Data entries

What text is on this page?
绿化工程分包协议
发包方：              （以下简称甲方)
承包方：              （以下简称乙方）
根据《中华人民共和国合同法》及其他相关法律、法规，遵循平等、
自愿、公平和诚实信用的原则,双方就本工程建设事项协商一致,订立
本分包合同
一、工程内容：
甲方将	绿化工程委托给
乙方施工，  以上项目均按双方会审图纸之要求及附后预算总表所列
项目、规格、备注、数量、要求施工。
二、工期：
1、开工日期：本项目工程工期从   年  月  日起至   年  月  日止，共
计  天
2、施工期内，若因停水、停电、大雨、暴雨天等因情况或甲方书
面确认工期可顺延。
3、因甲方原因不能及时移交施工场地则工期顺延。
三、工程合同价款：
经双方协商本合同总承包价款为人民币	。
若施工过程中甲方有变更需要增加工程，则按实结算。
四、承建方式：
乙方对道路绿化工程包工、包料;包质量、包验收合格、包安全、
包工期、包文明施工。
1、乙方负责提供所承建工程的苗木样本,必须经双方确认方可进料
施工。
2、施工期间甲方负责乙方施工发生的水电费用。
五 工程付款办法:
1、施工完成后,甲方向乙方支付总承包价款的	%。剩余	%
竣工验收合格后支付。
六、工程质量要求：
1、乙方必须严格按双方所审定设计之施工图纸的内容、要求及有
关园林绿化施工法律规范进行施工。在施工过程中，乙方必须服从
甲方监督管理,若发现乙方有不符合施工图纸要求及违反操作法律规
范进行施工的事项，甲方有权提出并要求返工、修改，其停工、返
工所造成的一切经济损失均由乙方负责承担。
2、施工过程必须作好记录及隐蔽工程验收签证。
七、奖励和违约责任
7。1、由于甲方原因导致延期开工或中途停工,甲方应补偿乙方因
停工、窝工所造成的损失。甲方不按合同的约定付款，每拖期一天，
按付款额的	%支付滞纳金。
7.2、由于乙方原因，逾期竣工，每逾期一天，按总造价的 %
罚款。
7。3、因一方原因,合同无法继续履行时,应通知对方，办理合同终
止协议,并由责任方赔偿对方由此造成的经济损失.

__TASK DIRECTIONS__: All of the records must be retyped exactly as they are.

__WRITTEN ANSWER__:
What text is on this page?
绿化工程分包协议
发包方：              （以下简称甲方)
承包方：              （以下简称乙方）
根据《中华人民共和国合同法》及其他相关法律、法规，遵循平等、
自愿、公平和诚实信用的原则,双方就本工程建设事项协商一致,订立
本分包合同
一、工程内容：
甲方将	绿化工程委托给
乙方施工，  以上项目均按双方会审图纸之要求及附后预算总表所列
项目、规格、备注、数量、要求施工。
二、工期：
1、开工日期：本项目工程工期从   年  月  日起至   年  月  日止，共
计  天
2、施工期内，若因停水、停电、大雨、暴雨天等因情况或甲方书
面确认工期可顺延。
3、因甲方原因不能及时移交施工场地则工期顺延。
三、工程合同价款：
经双方协商本合同总承包价款为人民币	。
若施工过程中甲方有变更需要增加工程，则按实结算。
四、承建方式：
乙方对道路绿化工程包工、包料;包质量、包验收合格、包安全、
包工期、包文明施工。
1、乙方负责提供所承建工程的苗木样本,必须经双方确认方可进料
施工。
2、施工期间甲方负责乙方施工发生的水电费用。
五 工程付款办法:
1、施工完成后,甲方向乙方支付总承包价款的	%。剩余	%
竣工验收合格后支付。
六、工程质量要求：
1、乙方必须严格按双方所审定设计之施工图纸的内容、要求及有
关园林绿化施工法律规范进行施工。在施工过程中，乙方必须服从
甲方监督管理,若发现乙方有不符合施工图纸要求及违反操作法律规
范进行施工的事项，甲方有权提出并要求返工、修改，其停工、返
工所造成的一切经济损失均由乙方负责承担。
2、施工过程必须作好记录及隐蔽工程验收签证。
七、奖励和违约责任
7。1、由于甲方原因导致延期开工或中途停工,甲方应补偿乙方因
停工、窝工所造成的损失。甲方不按合同的约定付款，每拖期一天，
按付款额的	%支付滞纳金。
7.2、由于乙方原因，逾期竣工，每逾期一天，按总造价的 %
罚款。
7。3、因一方原因,合同无法继续履行时,应通知对方，办理合同终
止协议,并由责任方赔偿对方由此造成的经济损失.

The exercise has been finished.